BRIEF: Copy out every line exactly, passing over the pictures.

[Source data]
((
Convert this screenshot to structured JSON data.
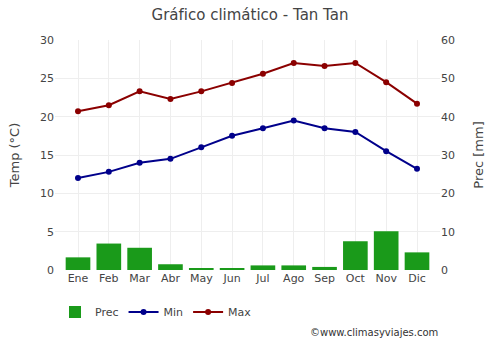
{
  "chart_data": {
    "type": "combo",
    "title": "Gráfico climático - Tan Tan",
    "categories": [
      "Ene",
      "Feb",
      "Mar",
      "Abr",
      "May",
      "Jun",
      "Jul",
      "Ago",
      "Sep",
      "Oct",
      "Nov",
      "Dic"
    ],
    "ylabel": "Temp (°C)",
    "y2label": "Prec [mm]",
    "ylim": [
      0,
      30
    ],
    "yticks": [
      0,
      5,
      10,
      15,
      20,
      25,
      30
    ],
    "y2lim": [
      0,
      60
    ],
    "y2ticks": [
      0,
      10,
      20,
      30,
      40,
      50,
      60
    ],
    "grid": true,
    "legend": "bottom",
    "annotations": [
      "©www.climasyviajes.com"
    ],
    "series": [
      {
        "name": "Prec",
        "type": "bar",
        "axis": "y2",
        "color": "#1a9a1a",
        "values": [
          3.3,
          6.9,
          5.8,
          1.5,
          0.5,
          0.4,
          1.2,
          1.2,
          0.8,
          7.5,
          10.1,
          4.6
        ]
      },
      {
        "name": "Min",
        "type": "line",
        "marker": "circle",
        "color": "#00008b",
        "values": [
          12.0,
          12.8,
          14.0,
          14.5,
          16.0,
          17.5,
          18.5,
          19.5,
          18.5,
          18.0,
          15.5,
          13.2
        ]
      },
      {
        "name": "Max",
        "type": "line",
        "marker": "circle",
        "color": "#8b0000",
        "values": [
          20.7,
          21.5,
          23.3,
          22.3,
          23.3,
          24.4,
          25.6,
          27.0,
          26.6,
          27.0,
          24.5,
          21.7
        ]
      }
    ]
  }
}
))
RESULT FOR THIS EXERCISE:
Convert this screenshot to structured JSON data.
{
  "chart_data": {
    "type": "combo",
    "title": "Gráfico climático - Tan Tan",
    "categories": [
      "Ene",
      "Feb",
      "Mar",
      "Abr",
      "May",
      "Jun",
      "Jul",
      "Ago",
      "Sep",
      "Oct",
      "Nov",
      "Dic"
    ],
    "ylabel": "Temp (°C)",
    "y2label": "Prec [mm]",
    "ylim": [
      0,
      30
    ],
    "yticks": [
      0,
      5,
      10,
      15,
      20,
      25,
      30
    ],
    "y2lim": [
      0,
      60
    ],
    "y2ticks": [
      0,
      10,
      20,
      30,
      40,
      50,
      60
    ],
    "grid": true,
    "legend": "bottom",
    "annotations": [
      "©www.climasyviajes.com"
    ],
    "series": [
      {
        "name": "Prec",
        "type": "bar",
        "axis": "y2",
        "color": "#1a9a1a",
        "values": [
          3.3,
          6.9,
          5.8,
          1.5,
          0.5,
          0.4,
          1.2,
          1.2,
          0.8,
          7.5,
          10.1,
          4.6
        ]
      },
      {
        "name": "Min",
        "type": "line",
        "marker": "circle",
        "color": "#00008b",
        "values": [
          12.0,
          12.8,
          14.0,
          14.5,
          16.0,
          17.5,
          18.5,
          19.5,
          18.5,
          18.0,
          15.5,
          13.2
        ]
      },
      {
        "name": "Max",
        "type": "line",
        "marker": "circle",
        "color": "#8b0000",
        "values": [
          20.7,
          21.5,
          23.3,
          22.3,
          23.3,
          24.4,
          25.6,
          27.0,
          26.6,
          27.0,
          24.5,
          21.7
        ]
      }
    ]
  }
}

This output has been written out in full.